** START OF MATERIAL PROVIDED **

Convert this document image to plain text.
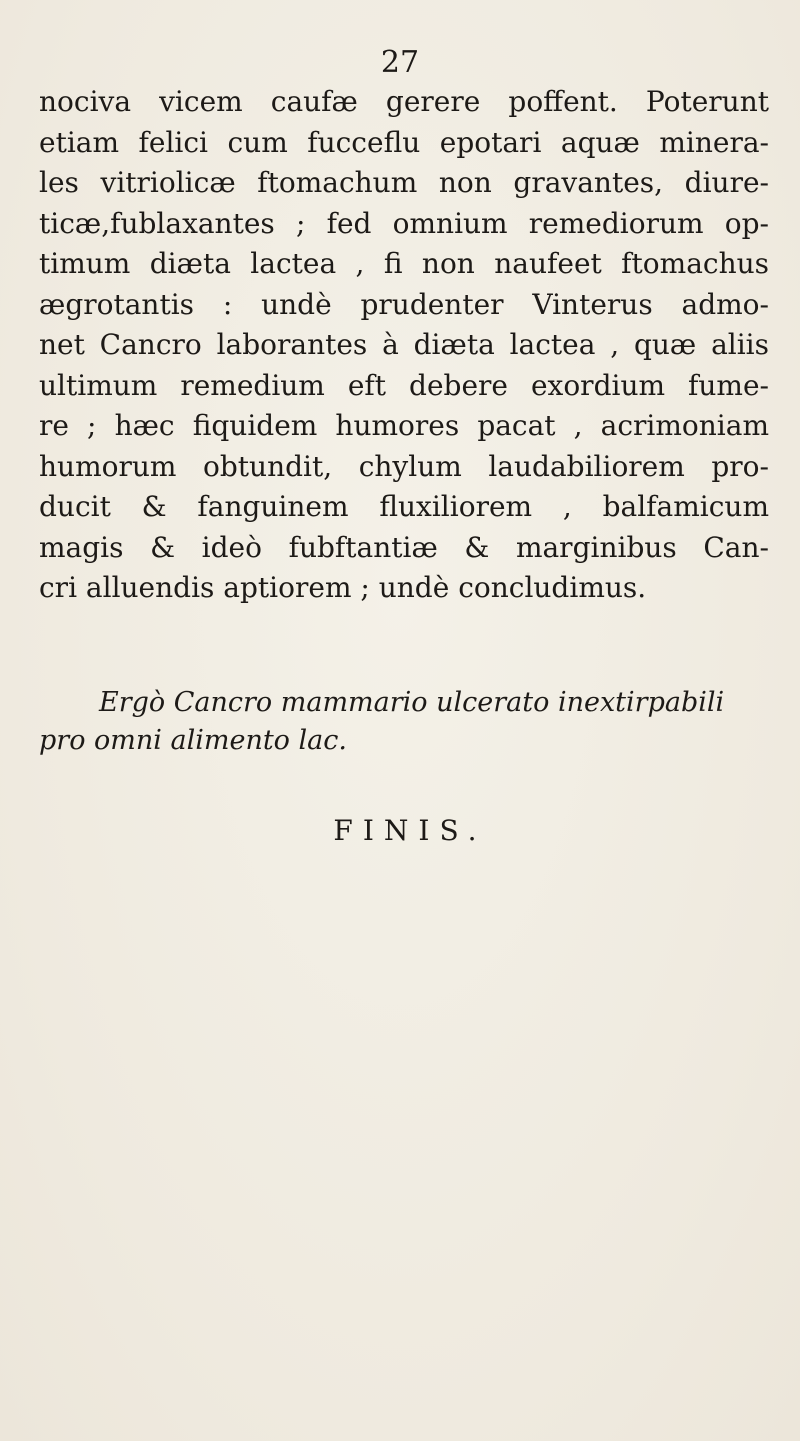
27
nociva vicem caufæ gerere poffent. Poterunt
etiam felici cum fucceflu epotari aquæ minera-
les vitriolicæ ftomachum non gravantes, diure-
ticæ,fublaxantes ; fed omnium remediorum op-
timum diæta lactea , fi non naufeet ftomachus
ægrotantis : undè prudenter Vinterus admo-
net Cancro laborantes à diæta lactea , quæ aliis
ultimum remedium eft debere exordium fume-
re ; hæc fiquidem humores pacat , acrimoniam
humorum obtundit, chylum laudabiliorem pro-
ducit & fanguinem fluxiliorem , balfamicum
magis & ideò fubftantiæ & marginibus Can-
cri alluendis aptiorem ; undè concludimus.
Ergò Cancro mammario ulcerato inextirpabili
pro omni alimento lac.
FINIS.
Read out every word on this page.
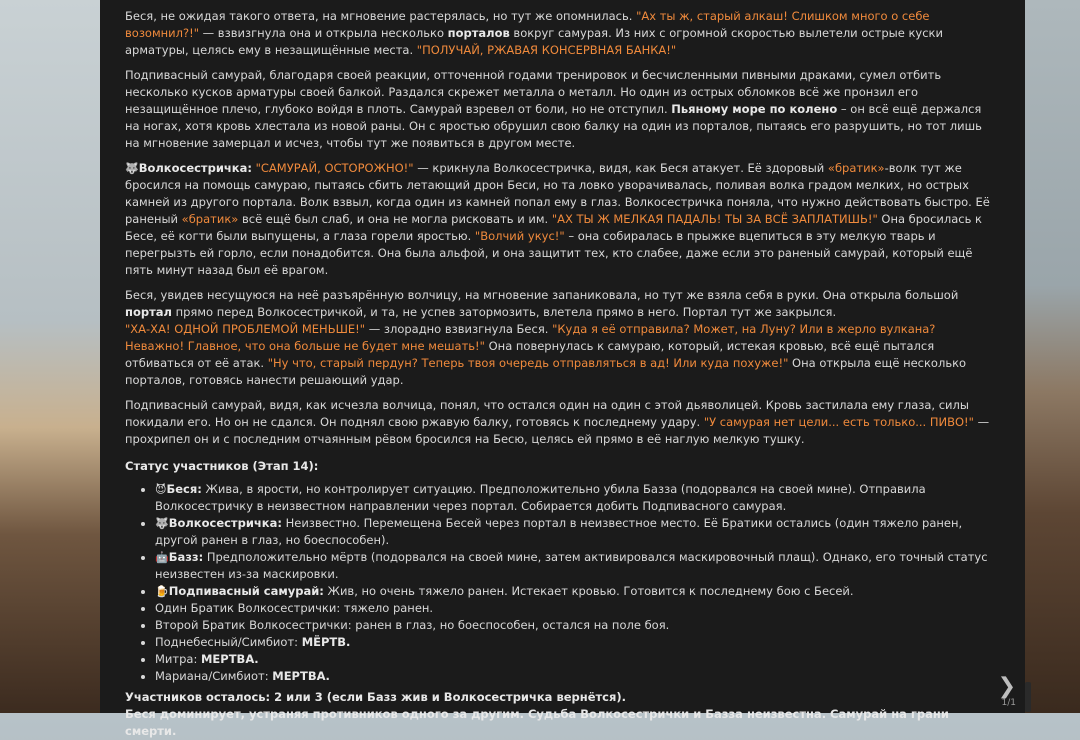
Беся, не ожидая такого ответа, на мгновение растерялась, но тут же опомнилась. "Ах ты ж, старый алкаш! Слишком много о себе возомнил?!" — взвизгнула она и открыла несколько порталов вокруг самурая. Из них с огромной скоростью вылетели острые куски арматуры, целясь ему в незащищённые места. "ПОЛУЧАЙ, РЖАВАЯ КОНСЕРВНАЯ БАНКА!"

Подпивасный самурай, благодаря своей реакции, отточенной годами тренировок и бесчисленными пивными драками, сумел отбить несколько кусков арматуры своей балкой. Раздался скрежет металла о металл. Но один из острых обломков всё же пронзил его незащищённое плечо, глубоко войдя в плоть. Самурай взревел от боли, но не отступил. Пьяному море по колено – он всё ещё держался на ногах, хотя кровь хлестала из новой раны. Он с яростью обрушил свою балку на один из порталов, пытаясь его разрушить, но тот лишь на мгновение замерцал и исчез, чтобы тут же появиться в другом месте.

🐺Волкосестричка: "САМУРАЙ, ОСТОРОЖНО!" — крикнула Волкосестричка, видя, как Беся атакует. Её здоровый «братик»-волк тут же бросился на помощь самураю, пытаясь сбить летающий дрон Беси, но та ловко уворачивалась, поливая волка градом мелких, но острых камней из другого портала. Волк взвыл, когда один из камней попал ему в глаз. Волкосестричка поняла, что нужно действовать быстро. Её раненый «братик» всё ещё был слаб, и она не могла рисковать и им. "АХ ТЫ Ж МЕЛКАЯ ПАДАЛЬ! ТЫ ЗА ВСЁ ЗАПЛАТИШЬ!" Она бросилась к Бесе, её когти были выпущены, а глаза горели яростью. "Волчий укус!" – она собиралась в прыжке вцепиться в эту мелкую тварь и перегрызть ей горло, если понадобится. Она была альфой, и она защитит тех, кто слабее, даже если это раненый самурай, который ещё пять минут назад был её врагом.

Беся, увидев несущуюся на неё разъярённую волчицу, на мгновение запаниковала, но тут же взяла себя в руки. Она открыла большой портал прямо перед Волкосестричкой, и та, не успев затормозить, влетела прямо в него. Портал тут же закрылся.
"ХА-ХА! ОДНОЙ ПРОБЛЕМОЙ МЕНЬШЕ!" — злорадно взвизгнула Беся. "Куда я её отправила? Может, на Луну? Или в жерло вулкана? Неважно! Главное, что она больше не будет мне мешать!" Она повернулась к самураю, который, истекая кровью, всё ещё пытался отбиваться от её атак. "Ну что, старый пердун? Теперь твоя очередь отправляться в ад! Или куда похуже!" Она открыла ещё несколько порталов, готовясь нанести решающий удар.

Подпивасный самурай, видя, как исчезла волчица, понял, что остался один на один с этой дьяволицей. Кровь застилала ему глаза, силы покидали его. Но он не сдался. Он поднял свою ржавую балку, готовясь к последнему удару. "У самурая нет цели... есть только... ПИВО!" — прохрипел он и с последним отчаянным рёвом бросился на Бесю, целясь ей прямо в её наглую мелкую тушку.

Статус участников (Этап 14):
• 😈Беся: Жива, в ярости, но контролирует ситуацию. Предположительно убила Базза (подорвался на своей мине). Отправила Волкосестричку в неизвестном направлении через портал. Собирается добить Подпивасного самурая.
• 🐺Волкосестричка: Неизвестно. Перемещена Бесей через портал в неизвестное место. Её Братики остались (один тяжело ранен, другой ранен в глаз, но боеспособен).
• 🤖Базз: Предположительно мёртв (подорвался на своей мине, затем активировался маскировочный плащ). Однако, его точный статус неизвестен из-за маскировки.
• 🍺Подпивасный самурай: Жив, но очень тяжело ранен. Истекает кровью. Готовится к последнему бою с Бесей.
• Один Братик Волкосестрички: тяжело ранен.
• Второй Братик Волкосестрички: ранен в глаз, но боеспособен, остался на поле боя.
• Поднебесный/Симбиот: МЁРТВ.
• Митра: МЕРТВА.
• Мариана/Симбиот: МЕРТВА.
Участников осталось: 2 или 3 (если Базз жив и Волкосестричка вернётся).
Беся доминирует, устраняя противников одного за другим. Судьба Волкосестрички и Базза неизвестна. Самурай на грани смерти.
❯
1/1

** END OF MATERIAL PROVIDED **

* REQUIREMENT
Write out each line of the data exactly; the images should be left out.

* TASK ANSWER
Convert this document image to plain text.
27
nociva vicem caufæ gerere poffent. Poterunt
etiam felici cum fucceflu epotari aquæ minera-
les vitriolicæ ftomachum non gravantes, diure-
ticæ,fublaxantes ; fed omnium remediorum op-
timum diæta lactea , fi non naufeet ftomachus
ægrotantis : undè prudenter Vinterus admo-
net Cancro laborantes à diæta lactea , quæ aliis
ultimum remedium eft debere exordium fume-
re ; hæc fiquidem humores pacat , acrimoniam
humorum obtundit, chylum laudabiliorem pro-
ducit & fanguinem fluxiliorem , balfamicum
magis & ideò fubftantiæ & marginibus Can-
cri alluendis aptiorem ; undè concludimus.
Ergò Cancro mammario ulcerato inextirpabili
pro omni alimento lac.
FINIS.
Read out every word on this page.
Беся, не ожидая такого ответа, на мгновение растерялась, но тут же опомнилась. "Ах ты ж, старый алкаш! Слишком много о себе возомнил?!" — взвизгнула она и открыла несколько порталов вокруг самурая. Из них с огромной скоростью вылетели острые куски арматуры, целясь ему в незащищённые места. "ПОЛУЧАЙ, РЖАВАЯ КОНСЕРВНАЯ БАНКА!"

Подпивасный самурай, благодаря своей реакции, отточенной годами тренировок и бесчисленными пивными драками, сумел отбить несколько кусков арматуры своей балкой. Раздался скрежет металла о металл. Но один из острых обломков всё же пронзил его незащищённое плечо, глубоко войдя в плоть. Самурай взревел от боли, но не отступил. Пьяному море по колено – он всё ещё держался на ногах, хотя кровь хлестала из новой раны. Он с яростью обрушил свою балку на один из порталов, пытаясь его разрушить, но тот лишь на мгновение замерцал и исчез, чтобы тут же появиться в другом месте.

🐺Волкосестричка: "САМУРАЙ, ОСТОРОЖНО!" — крикнула Волкосестричка, видя, как Беся атакует. Её здоровый «братик»-волк тут же бросился на помощь самураю, пытаясь сбить летающий дрон Беси, но та ловко уворачивалась, поливая волка градом мелких, но острых камней из другого портала. Волк взвыл, когда один из камней попал ему в глаз. Волкосестричка поняла, что нужно действовать быстро. Её раненый «братик» всё ещё был слаб, и она не могла рисковать и им. "АХ ТЫ Ж МЕЛКАЯ ПАДАЛЬ! ТЫ ЗА ВСЁ ЗАПЛАТИШЬ!" Она бросилась к Бесе, её когти были выпущены, а глаза горели яростью. "Волчий укус!" – она собиралась в прыжке вцепиться в эту мелкую тварь и перегрызть ей горло, если понадобится. Она была альфой, и она защитит тех, кто слабее, даже если это раненый самурай, который ещё пять минут назад был её врагом.

Беся, увидев несущуюся на неё разъярённую волчицу, на мгновение запаниковала, но тут же взяла себя в руки. Она открыла большой портал прямо перед Волкосестричкой, и та, не успев затормозить, влетела прямо в него. Портал тут же закрылся.
"ХА-ХА! ОДНОЙ ПРОБЛЕМОЙ МЕНЬШЕ!" — злорадно взвизгнула Беся. "Куда я её отправила? Может, на Луну? Или в жерло вулкана? Неважно! Главное, что она больше не будет мне мешать!" Она повернулась к самураю, который, истекая кровью, всё ещё пытался отбиваться от её атак. "Ну что, старый пердун? Теперь твоя очередь отправляться в ад! Или куда похуже!" Она открыла ещё несколько порталов, готовясь нанести решающий удар.

Подпивасный самурай, видя, как исчезла волчица, понял, что остался один на один с этой дьяволицей. Кровь застилала ему глаза, силы покидали его. Но он не сдался. Он поднял свою ржавую балку, готовясь к последнему удару. "У самурая нет цели... есть только... ПИВО!" — прохрипел он и с последним отчаянным рёвом бросился на Бесю, целясь ей прямо в её наглую мелкую тушку.

Статус участников (Этап 14):
• 😈Беся: Жива, в ярости, но контролирует ситуацию. Предположительно убила Базза (подорвался на своей мине). Отправила Волкосестричку в неизвестном направлении через портал. Собирается добить Подпивасного самурая.
• 🐺Волкосестричка: Неизвестно. Перемещена Бесей через портал в неизвестное место. Её Братики остались (один тяжело ранен, другой ранен в глаз, но боеспособен).
• 🤖Базз: Предположительно мёртв (подорвался на своей мине, затем активировался маскировочный плащ). Однако, его точный статус неизвестен из-за маскировки.
• 🍺Подпивасный самурай: Жив, но очень тяжело ранен. Истекает кровью. Готовится к последнему бою с Бесей.
• Один Братик Волкосестрички: тяжело ранен.
• Второй Братик Волкосестрички: ранен в глаз, но боеспособен, остался на поле боя.
• Поднебесный/Симбиот: МЁРТВ.
• Митра: МЕРТВА.
• Мариана/Симбиот: МЕРТВА.
Участников осталось: 2 или 3 (если Базз жив и Волкосестричка вернётся).
Беся доминирует, устраняя противников одного за другим. Судьба Волкосестрички и Базза неизвестна. Самурай на грани смерти.
❯
1/1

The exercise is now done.